== Aim of the task ==
Scan the lines below for the word "ratio". Copy each line you find it in.

== Provided records ==

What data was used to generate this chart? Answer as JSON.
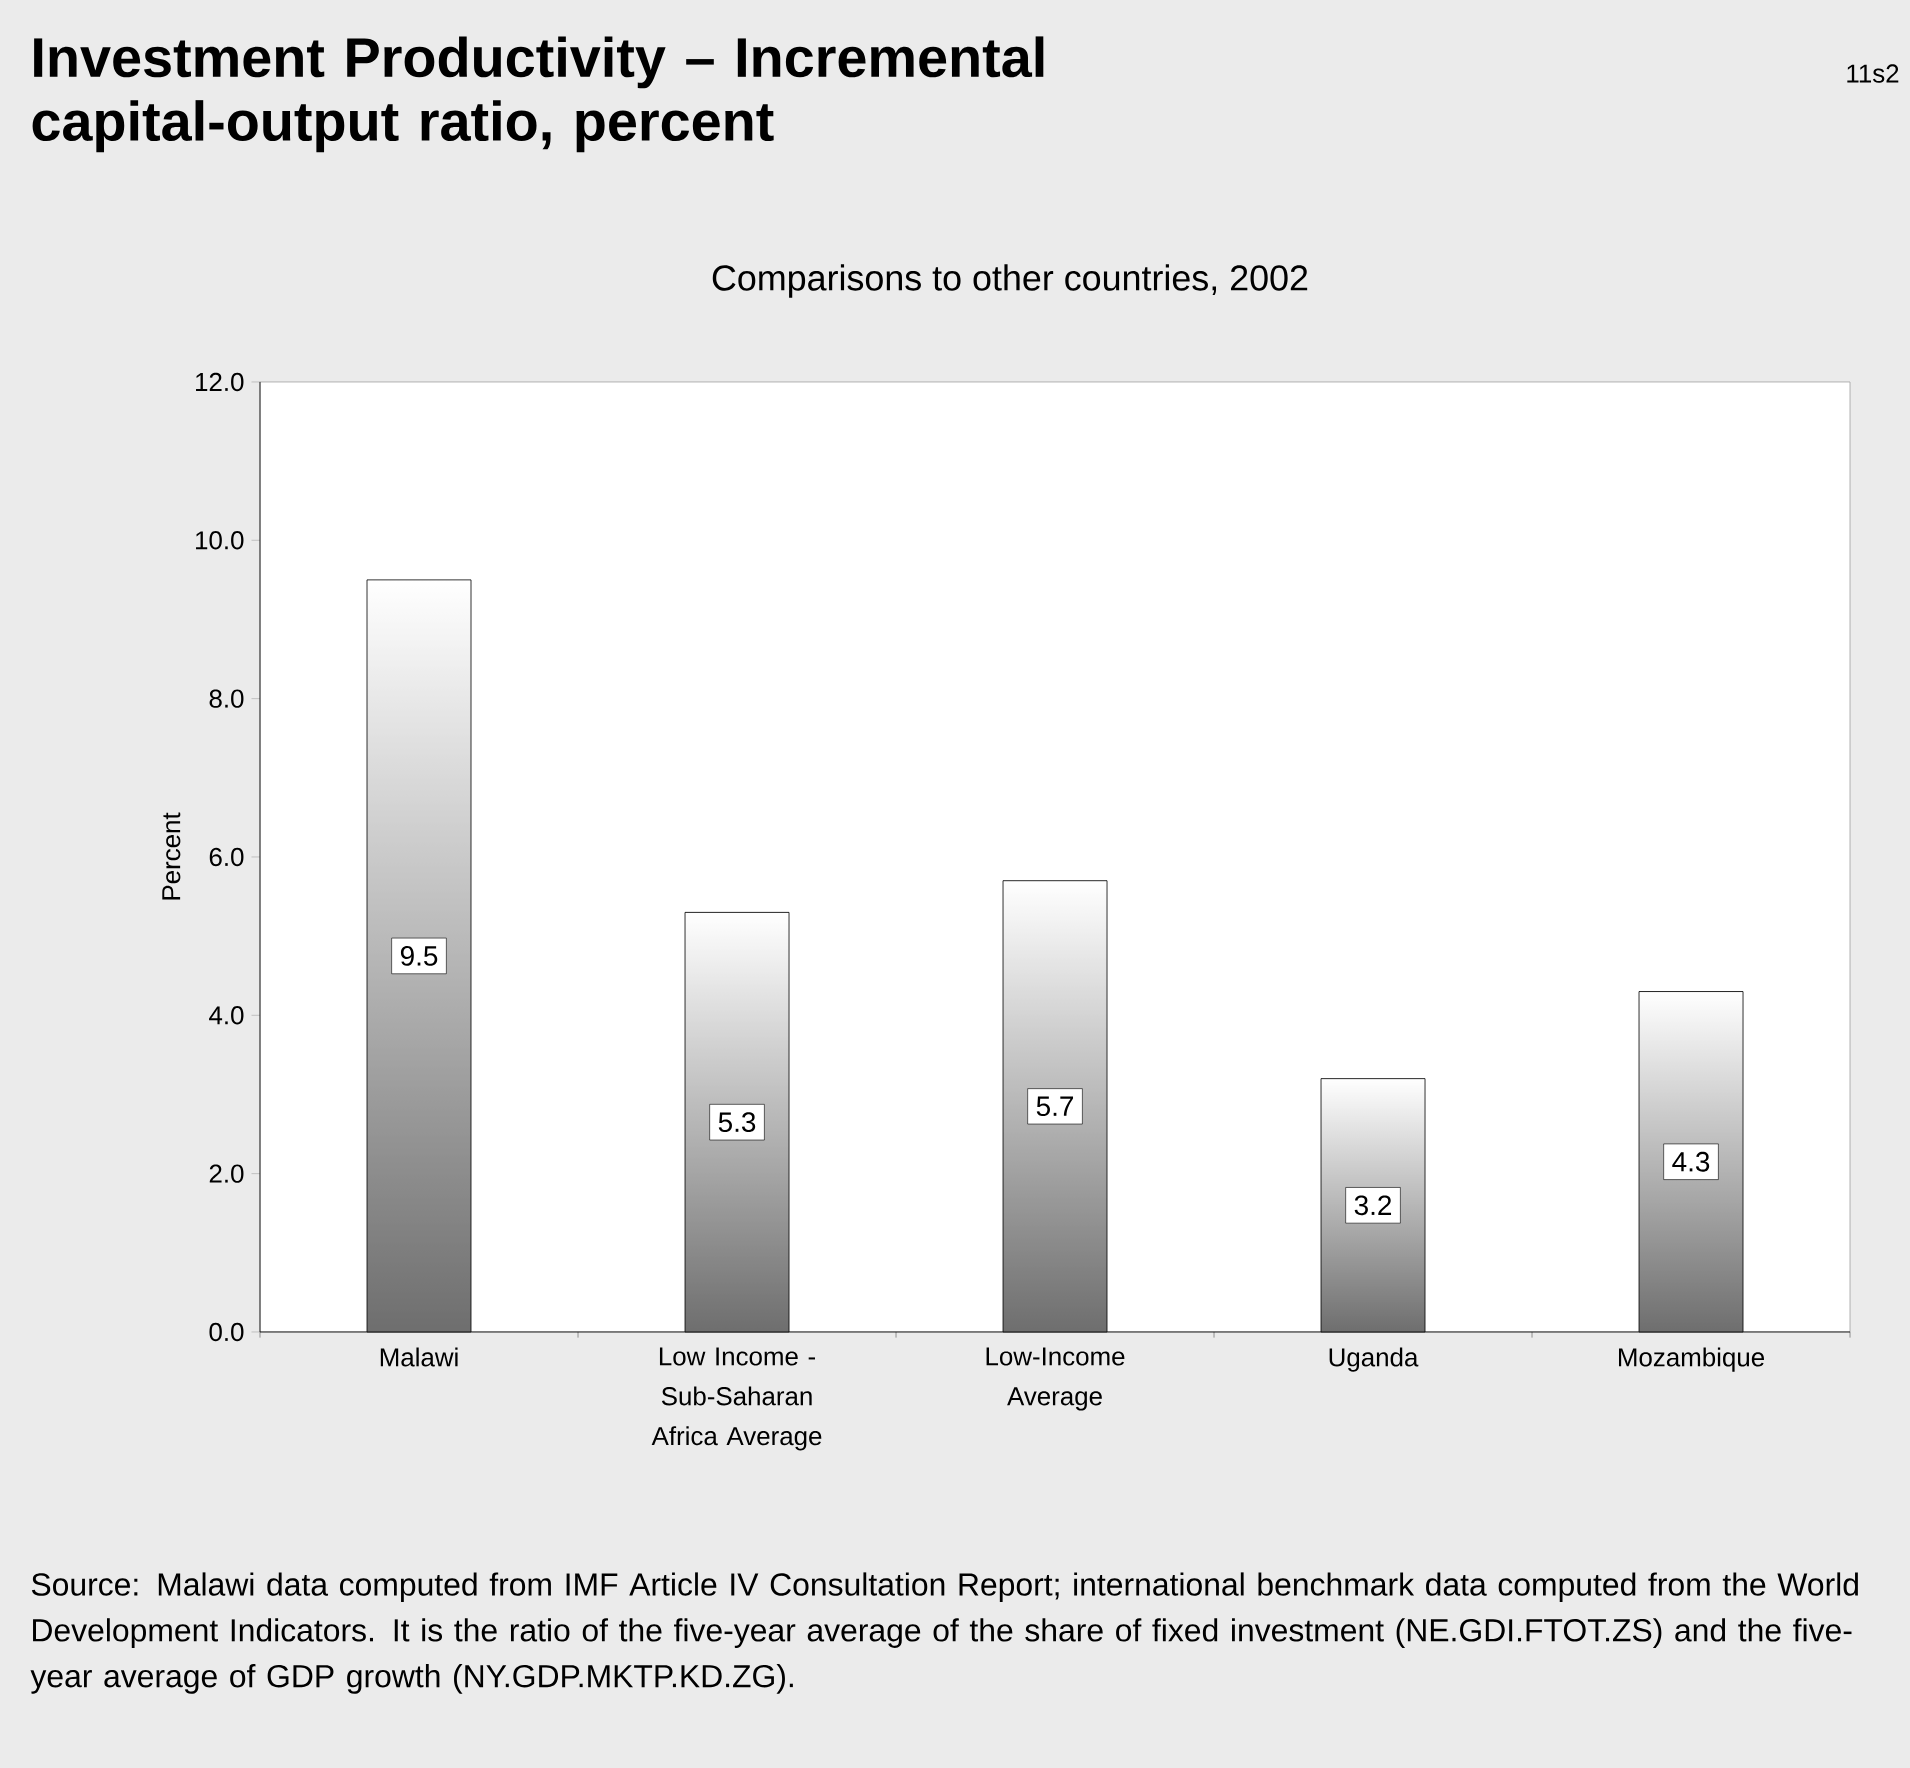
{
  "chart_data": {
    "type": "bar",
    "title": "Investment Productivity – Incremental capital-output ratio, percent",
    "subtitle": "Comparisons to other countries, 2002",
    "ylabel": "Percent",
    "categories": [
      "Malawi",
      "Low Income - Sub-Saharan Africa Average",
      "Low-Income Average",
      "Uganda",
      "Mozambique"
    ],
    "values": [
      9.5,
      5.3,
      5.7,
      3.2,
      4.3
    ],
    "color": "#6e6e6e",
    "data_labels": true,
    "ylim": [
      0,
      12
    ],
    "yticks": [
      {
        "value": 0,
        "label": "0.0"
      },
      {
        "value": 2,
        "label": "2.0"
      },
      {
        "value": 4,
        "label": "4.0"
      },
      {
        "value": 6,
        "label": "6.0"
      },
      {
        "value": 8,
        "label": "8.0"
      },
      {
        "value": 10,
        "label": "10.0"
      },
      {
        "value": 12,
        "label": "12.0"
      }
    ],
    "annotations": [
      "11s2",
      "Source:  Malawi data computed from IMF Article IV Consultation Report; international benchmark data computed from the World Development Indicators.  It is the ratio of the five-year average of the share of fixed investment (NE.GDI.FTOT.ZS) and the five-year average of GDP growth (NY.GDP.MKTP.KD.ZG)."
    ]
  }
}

== The answer ==
    "title": "Investment Productivity – Incremental capital-output ratio, percent",
      "Source:  Malawi data computed from IMF Article IV Consultation Report; international benchmark data computed from the World Development Indicators.  It is the ratio of the five-year average of the share of fixed investment (NE.GDI.FTOT.ZS) and the five-year average of GDP growth (NY.GDP.MKTP.KD.ZG)."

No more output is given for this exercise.